Dataset entries on figures

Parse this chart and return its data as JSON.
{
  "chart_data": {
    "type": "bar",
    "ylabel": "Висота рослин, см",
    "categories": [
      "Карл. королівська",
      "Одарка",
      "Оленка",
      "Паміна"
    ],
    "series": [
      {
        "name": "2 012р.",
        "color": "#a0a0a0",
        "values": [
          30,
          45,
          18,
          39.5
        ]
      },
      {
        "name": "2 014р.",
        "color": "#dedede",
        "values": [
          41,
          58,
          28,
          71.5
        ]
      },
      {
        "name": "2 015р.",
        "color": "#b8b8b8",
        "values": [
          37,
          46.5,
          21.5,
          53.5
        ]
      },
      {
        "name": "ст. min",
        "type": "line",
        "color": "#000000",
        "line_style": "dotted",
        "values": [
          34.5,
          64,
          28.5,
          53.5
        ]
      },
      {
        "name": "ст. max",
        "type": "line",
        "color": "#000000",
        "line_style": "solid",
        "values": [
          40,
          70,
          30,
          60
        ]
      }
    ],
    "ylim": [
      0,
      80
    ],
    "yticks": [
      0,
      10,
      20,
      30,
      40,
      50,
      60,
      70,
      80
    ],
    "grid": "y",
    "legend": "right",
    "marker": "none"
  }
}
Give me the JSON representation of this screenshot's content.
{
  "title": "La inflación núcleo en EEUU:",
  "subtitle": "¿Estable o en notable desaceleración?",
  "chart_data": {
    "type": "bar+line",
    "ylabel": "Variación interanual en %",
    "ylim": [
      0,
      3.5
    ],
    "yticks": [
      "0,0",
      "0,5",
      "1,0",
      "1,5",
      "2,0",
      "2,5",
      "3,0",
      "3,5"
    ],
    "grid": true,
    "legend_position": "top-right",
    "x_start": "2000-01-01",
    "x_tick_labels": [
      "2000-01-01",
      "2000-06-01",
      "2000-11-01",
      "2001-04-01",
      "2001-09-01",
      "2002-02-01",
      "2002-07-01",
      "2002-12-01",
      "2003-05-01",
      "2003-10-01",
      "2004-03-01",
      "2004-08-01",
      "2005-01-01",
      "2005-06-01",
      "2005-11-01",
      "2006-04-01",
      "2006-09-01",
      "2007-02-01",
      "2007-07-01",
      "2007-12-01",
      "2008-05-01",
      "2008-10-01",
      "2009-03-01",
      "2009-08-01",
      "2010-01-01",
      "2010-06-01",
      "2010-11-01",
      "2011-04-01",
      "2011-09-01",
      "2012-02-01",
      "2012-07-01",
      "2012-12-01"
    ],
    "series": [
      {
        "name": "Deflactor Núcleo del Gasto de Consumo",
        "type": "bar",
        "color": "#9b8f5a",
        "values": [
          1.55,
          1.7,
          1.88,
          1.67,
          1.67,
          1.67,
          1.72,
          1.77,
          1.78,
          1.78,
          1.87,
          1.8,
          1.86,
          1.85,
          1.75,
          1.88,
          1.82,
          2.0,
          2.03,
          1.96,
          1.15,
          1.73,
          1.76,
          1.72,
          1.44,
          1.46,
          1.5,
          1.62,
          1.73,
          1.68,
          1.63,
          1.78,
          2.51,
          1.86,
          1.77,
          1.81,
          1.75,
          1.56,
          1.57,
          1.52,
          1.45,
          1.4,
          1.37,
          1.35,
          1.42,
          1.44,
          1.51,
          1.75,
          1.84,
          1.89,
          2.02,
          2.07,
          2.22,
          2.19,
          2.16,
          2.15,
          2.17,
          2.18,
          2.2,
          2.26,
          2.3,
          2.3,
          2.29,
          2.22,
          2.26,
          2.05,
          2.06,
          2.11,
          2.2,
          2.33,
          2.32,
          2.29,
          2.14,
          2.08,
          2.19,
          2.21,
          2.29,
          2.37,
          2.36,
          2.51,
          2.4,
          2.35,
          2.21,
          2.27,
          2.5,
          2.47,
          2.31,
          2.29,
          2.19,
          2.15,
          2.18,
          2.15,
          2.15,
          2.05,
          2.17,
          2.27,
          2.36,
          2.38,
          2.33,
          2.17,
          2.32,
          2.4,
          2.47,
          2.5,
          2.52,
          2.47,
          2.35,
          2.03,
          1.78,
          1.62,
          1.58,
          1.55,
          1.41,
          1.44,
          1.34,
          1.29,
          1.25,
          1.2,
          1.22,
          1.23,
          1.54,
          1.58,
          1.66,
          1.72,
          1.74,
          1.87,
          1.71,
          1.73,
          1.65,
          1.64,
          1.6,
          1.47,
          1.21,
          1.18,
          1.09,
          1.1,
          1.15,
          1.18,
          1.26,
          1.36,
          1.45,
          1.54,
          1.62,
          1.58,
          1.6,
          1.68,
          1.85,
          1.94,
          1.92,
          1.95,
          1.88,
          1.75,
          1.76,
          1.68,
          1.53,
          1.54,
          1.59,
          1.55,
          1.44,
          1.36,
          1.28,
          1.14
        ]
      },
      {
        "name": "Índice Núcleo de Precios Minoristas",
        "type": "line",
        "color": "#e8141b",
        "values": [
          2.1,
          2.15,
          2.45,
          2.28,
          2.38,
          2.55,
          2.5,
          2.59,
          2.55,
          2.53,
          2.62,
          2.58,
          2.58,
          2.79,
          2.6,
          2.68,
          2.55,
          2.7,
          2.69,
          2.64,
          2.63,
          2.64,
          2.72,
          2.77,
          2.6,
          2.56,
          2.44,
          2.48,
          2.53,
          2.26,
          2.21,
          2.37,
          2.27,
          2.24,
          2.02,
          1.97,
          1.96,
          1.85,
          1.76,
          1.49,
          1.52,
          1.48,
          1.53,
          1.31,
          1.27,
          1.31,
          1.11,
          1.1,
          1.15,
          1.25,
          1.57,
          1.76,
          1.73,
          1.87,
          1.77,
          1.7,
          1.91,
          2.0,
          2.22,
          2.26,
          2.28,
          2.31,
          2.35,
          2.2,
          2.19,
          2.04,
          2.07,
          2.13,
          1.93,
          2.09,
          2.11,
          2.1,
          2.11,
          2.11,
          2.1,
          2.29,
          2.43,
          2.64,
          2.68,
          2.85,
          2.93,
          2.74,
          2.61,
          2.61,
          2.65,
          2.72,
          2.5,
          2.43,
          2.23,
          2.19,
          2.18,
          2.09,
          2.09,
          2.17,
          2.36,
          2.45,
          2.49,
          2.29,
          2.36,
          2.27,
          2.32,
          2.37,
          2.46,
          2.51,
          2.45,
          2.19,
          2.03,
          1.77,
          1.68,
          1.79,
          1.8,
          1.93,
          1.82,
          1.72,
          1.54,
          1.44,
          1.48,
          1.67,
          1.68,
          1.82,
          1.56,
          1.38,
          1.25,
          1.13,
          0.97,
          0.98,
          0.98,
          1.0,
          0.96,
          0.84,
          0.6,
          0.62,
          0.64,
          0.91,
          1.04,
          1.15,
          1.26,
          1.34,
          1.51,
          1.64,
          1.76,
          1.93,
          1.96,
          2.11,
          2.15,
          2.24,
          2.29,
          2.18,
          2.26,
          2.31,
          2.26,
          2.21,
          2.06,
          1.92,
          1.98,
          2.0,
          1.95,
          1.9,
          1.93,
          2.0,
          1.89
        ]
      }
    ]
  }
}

§ Request: Copy out the full set of records precisely, leaving nothing out.

§ The reply:
Parse this chart and return its data as JSON.
{
  "chart_data": {
    "type": "bar",
    "ylabel": "Висота рослин, см",
    "categories": [
      "Карл. королівська",
      "Одарка",
      "Оленка",
      "Паміна"
    ],
    "series": [
      {
        "name": "2 012р.",
        "color": "#a0a0a0",
        "values": [
          30,
          45,
          18,
          39.5
        ]
      },
      {
        "name": "2 014р.",
        "color": "#dedede",
        "values": [
          41,
          58,
          28,
          71.5
        ]
      },
      {
        "name": "2 015р.",
        "color": "#b8b8b8",
        "values": [
          37,
          46.5,
          21.5,
          53.5
        ]
      },
      {
        "name": "ст. min",
        "type": "line",
        "color": "#000000",
        "line_style": "dotted",
        "values": [
          34.5,
          64,
          28.5,
          53.5
        ]
      },
      {
        "name": "ст. max",
        "type": "line",
        "color": "#000000",
        "line_style": "solid",
        "values": [
          40,
          70,
          30,
          60
        ]
      }
    ],
    "ylim": [
      0,
      80
    ],
    "yticks": [
      0,
      10,
      20,
      30,
      40,
      50,
      60,
      70,
      80
    ],
    "grid": "y",
    "legend": "right",
    "marker": "none"
  }
}
Give me the JSON representation of this screenshot's content.
{
  "title": "La inflación núcleo en EEUU:",
  "subtitle": "¿Estable o en notable desaceleración?",
  "chart_data": {
    "type": "bar+line",
    "ylabel": "Variación interanual en %",
    "ylim": [
      0,
      3.5
    ],
    "yticks": [
      "0,0",
      "0,5",
      "1,0",
      "1,5",
      "2,0",
      "2,5",
      "3,0",
      "3,5"
    ],
    "grid": true,
    "legend_position": "top-right",
    "x_start": "2000-01-01",
    "x_tick_labels": [
      "2000-01-01",
      "2000-06-01",
      "2000-11-01",
      "2001-04-01",
      "2001-09-01",
      "2002-02-01",
      "2002-07-01",
      "2002-12-01",
      "2003-05-01",
      "2003-10-01",
      "2004-03-01",
      "2004-08-01",
      "2005-01-01",
      "2005-06-01",
      "2005-11-01",
      "2006-04-01",
      "2006-09-01",
      "2007-02-01",
      "2007-07-01",
      "2007-12-01",
      "2008-05-01",
      "2008-10-01",
      "2009-03-01",
      "2009-08-01",
      "2010-01-01",
      "2010-06-01",
      "2010-11-01",
      "2011-04-01",
      "2011-09-01",
      "2012-02-01",
      "2012-07-01",
      "2012-12-01"
    ],
    "series": [
      {
        "name": "Deflactor Núcleo del Gasto de Consumo",
        "type": "bar",
        "color": "#9b8f5a",
        "values": [
          1.55,
          1.7,
          1.88,
          1.67,
          1.67,
          1.67,
          1.72,
          1.77,
          1.78,
          1.78,
          1.87,
          1.8,
          1.86,
          1.85,
          1.75,
          1.88,
          1.82,
          2.0,
          2.03,
          1.96,
          1.15,
          1.73,
          1.76,
          1.72,
          1.44,
          1.46,
          1.5,
          1.62,
          1.73,
          1.68,
          1.63,
          1.78,
          2.51,
          1.86,
          1.77,
          1.81,
          1.75,
          1.56,
          1.57,
          1.52,
          1.45,
          1.4,
          1.37,
          1.35,
          1.42,
          1.44,
          1.51,
          1.75,
          1.84,
          1.89,
          2.02,
          2.07,
          2.22,
          2.19,
          2.16,
          2.15,
          2.17,
          2.18,
          2.2,
          2.26,
          2.3,
          2.3,
          2.29,
          2.22,
          2.26,
          2.05,
          2.06,
          2.11,
          2.2,
          2.33,
          2.32,
          2.29,
          2.14,
          2.08,
          2.19,
          2.21,
          2.29,
          2.37,
          2.36,
          2.51,
          2.4,
          2.35,
          2.21,
          2.27,
          2.5,
          2.47,
          2.31,
          2.29,
          2.19,
          2.15,
          2.18,
          2.15,
          2.15,
          2.05,
          2.17,
          2.27,
          2.36,
          2.38,
          2.33,
          2.17,
          2.32,
          2.4,
          2.47,
          2.5,
          2.52,
          2.47,
          2.35,
          2.03,
          1.78,
          1.62,
          1.58,
          1.55,
          1.41,
          1.44,
          1.34,
          1.29,
          1.25,
          1.2,
          1.22,
          1.23,
          1.54,
          1.58,
          1.66,
          1.72,
          1.74,
          1.87,
          1.71,
          1.73,
          1.65,
          1.64,
          1.6,
          1.47,
          1.21,
          1.18,
          1.09,
          1.1,
          1.15,
          1.18,
          1.26,
          1.36,
          1.45,
          1.54,
          1.62,
          1.58,
          1.6,
          1.68,
          1.85,
          1.94,
          1.92,
          1.95,
          1.88,
          1.75,
          1.76,
          1.68,
          1.53,
          1.54,
          1.59,
          1.55,
          1.44,
          1.36,
          1.28,
          1.14
        ]
      },
      {
        "name": "Índice Núcleo de Precios Minoristas",
        "type": "line",
        "color": "#e8141b",
        "values": [
          2.1,
          2.15,
          2.45,
          2.28,
          2.38,
          2.55,
          2.5,
          2.59,
          2.55,
          2.53,
          2.62,
          2.58,
          2.58,
          2.79,
          2.6,
          2.68,
          2.55,
          2.7,
          2.69,
          2.64,
          2.63,
          2.64,
          2.72,
          2.77,
          2.6,
          2.56,
          2.44,
          2.48,
          2.53,
          2.26,
          2.21,
          2.37,
          2.27,
          2.24,
          2.02,
          1.97,
          1.96,
          1.85,
          1.76,
          1.49,
          1.52,
          1.48,
          1.53,
          1.31,
          1.27,
          1.31,
          1.11,
          1.1,
          1.15,
          1.25,
          1.57,
          1.76,
          1.73,
          1.87,
          1.77,
          1.7,
          1.91,
          2.0,
          2.22,
          2.26,
          2.28,
          2.31,
          2.35,
          2.2,
          2.19,
          2.04,
          2.07,
          2.13,
          1.93,
          2.09,
          2.11,
          2.1,
          2.11,
          2.11,
          2.1,
          2.29,
          2.43,
          2.64,
          2.68,
          2.85,
          2.93,
          2.74,
          2.61,
          2.61,
          2.65,
          2.72,
          2.5,
          2.43,
          2.23,
          2.19,
          2.18,
          2.09,
          2.09,
          2.17,
          2.36,
          2.45,
          2.49,
          2.29,
          2.36,
          2.27,
          2.32,
          2.37,
          2.46,
          2.51,
          2.45,
          2.19,
          2.03,
          1.77,
          1.68,
          1.79,
          1.8,
          1.93,
          1.82,
          1.72,
          1.54,
          1.44,
          1.48,
          1.67,
          1.68,
          1.82,
          1.56,
          1.38,
          1.25,
          1.13,
          0.97,
          0.98,
          0.98,
          1.0,
          0.96,
          0.84,
          0.6,
          0.62,
          0.64,
          0.91,
          1.04,
          1.15,
          1.26,
          1.34,
          1.51,
          1.64,
          1.76,
          1.93,
          1.96,
          2.11,
          2.15,
          2.24,
          2.29,
          2.18,
          2.26,
          2.31,
          2.26,
          2.21,
          2.06,
          1.92,
          1.98,
          2.0,
          1.95,
          1.9,
          1.93,
          2.0,
          1.89
        ]
      }
    ]
  }
}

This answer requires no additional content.